> _Material provided_:
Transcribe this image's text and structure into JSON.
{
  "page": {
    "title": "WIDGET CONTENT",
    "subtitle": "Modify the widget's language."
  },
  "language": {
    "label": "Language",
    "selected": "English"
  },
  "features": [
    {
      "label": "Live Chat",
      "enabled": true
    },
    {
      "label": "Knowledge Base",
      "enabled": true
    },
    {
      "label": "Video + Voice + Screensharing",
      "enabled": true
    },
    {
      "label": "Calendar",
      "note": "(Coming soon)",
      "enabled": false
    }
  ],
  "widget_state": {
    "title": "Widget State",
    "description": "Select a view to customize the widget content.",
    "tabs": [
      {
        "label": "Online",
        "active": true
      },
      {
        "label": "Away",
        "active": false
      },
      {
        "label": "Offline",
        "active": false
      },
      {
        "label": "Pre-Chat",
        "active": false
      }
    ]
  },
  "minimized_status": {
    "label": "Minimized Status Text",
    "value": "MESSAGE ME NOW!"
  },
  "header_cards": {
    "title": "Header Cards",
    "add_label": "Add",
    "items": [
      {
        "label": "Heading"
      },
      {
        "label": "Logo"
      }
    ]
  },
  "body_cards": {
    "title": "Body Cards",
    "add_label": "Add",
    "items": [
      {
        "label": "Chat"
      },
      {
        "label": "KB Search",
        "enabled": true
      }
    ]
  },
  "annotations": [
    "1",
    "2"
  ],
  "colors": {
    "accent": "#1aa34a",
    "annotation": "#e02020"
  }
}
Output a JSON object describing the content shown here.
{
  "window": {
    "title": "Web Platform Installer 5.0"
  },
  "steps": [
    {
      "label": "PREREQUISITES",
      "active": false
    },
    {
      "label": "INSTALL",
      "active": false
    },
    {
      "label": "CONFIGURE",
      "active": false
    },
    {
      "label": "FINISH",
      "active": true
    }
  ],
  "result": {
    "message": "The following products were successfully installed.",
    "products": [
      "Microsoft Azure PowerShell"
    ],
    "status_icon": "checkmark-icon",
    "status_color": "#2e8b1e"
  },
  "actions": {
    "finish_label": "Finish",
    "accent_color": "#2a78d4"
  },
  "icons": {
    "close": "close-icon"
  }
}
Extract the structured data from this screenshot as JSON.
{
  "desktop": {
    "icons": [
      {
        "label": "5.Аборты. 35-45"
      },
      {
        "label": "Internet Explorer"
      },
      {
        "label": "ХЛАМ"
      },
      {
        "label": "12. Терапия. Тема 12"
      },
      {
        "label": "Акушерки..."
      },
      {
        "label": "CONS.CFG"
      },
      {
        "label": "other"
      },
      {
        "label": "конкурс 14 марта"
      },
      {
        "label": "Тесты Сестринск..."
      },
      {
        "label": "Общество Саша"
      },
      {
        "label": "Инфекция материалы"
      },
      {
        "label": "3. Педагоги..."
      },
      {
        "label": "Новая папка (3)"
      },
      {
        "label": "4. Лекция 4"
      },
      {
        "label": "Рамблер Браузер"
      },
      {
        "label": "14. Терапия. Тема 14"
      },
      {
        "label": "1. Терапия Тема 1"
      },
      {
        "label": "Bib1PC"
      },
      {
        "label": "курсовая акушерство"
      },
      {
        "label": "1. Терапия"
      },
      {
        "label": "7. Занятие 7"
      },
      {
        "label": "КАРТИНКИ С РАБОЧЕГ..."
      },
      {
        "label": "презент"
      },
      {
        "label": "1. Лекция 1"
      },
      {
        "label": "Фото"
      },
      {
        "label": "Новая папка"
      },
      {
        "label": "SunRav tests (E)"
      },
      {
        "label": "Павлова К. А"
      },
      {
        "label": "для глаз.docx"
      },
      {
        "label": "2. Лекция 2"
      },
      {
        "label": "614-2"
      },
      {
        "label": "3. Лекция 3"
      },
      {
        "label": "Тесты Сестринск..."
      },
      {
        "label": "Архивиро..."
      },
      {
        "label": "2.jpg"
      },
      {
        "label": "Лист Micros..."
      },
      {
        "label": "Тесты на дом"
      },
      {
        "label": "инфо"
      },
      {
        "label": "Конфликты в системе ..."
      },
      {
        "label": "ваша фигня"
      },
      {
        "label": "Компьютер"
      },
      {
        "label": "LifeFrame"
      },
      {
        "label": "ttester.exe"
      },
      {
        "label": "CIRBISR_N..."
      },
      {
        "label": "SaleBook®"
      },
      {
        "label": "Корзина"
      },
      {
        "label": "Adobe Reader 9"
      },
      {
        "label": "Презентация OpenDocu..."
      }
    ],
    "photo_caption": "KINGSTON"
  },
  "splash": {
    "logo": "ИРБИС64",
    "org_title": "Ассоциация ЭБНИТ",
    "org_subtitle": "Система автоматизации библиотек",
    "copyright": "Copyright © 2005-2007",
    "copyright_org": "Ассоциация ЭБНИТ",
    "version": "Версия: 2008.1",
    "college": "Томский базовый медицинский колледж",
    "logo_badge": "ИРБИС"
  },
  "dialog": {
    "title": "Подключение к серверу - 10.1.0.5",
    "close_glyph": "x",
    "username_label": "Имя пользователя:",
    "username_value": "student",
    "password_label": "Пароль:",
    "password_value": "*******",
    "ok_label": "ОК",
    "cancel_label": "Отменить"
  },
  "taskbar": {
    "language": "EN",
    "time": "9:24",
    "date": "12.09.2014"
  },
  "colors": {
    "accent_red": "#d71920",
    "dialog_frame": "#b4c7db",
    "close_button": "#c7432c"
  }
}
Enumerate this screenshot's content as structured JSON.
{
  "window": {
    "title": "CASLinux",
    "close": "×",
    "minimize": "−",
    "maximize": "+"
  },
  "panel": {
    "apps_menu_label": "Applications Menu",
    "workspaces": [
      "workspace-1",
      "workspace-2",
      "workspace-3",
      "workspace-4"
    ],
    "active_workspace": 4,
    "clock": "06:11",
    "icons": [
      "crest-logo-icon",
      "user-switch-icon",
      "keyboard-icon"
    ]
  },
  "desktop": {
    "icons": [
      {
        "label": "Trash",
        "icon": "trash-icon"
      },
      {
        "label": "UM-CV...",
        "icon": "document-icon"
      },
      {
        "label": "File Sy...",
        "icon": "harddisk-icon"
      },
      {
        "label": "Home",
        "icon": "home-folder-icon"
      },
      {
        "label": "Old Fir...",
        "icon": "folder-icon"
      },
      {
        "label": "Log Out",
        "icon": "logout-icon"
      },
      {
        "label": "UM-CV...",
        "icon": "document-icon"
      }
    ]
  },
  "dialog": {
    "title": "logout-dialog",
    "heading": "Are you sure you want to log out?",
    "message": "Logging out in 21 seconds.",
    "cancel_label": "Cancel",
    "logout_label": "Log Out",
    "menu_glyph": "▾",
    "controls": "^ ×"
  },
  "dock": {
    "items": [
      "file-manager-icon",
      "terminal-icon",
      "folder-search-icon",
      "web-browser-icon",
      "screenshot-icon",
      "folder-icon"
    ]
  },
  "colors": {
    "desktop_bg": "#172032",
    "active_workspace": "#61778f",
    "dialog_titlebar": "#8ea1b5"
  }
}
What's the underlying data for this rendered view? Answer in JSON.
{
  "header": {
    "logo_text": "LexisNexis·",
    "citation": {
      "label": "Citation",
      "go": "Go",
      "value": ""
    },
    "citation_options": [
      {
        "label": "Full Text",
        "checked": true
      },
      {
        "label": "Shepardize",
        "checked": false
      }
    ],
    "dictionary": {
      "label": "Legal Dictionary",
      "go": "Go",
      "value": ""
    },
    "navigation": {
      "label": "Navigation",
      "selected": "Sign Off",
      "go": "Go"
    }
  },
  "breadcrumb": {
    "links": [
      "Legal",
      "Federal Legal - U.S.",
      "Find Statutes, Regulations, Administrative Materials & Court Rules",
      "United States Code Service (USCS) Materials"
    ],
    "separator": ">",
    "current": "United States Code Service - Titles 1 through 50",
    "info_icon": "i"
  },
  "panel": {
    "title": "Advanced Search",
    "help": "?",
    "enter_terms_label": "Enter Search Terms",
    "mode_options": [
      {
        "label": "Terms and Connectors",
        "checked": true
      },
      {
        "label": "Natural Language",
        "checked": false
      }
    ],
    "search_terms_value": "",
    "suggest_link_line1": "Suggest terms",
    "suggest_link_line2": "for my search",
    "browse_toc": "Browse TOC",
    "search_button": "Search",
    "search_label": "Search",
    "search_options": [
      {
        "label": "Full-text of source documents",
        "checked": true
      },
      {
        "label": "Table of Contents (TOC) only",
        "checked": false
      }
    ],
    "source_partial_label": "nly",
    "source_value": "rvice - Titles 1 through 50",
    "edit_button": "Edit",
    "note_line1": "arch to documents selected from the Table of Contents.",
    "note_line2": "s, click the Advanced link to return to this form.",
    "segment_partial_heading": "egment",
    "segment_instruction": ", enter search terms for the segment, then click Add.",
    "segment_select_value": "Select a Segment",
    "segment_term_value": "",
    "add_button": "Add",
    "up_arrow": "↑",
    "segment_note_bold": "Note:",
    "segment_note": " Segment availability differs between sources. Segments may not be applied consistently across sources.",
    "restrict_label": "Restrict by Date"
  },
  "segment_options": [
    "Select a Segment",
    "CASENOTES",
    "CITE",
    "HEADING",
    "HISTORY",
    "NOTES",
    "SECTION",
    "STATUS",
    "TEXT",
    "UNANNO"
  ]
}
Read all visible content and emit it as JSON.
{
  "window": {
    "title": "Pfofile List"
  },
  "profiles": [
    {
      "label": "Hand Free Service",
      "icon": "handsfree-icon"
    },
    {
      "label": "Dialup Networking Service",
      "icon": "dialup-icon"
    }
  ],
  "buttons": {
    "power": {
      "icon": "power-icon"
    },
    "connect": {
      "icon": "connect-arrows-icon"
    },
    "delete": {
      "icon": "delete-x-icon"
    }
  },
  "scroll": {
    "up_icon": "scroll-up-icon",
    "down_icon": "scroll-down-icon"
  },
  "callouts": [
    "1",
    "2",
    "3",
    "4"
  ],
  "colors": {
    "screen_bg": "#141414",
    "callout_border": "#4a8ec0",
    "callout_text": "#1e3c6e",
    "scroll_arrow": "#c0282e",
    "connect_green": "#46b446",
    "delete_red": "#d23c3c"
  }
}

> _Your goal_: Locate the word "ЭБНИТ" in the data above. Copy every line carrying it.

> _Response_:
    "org_title": "Ассоциация ЭБНИТ",
    "copyright_org": "Ассоциация ЭБНИТ",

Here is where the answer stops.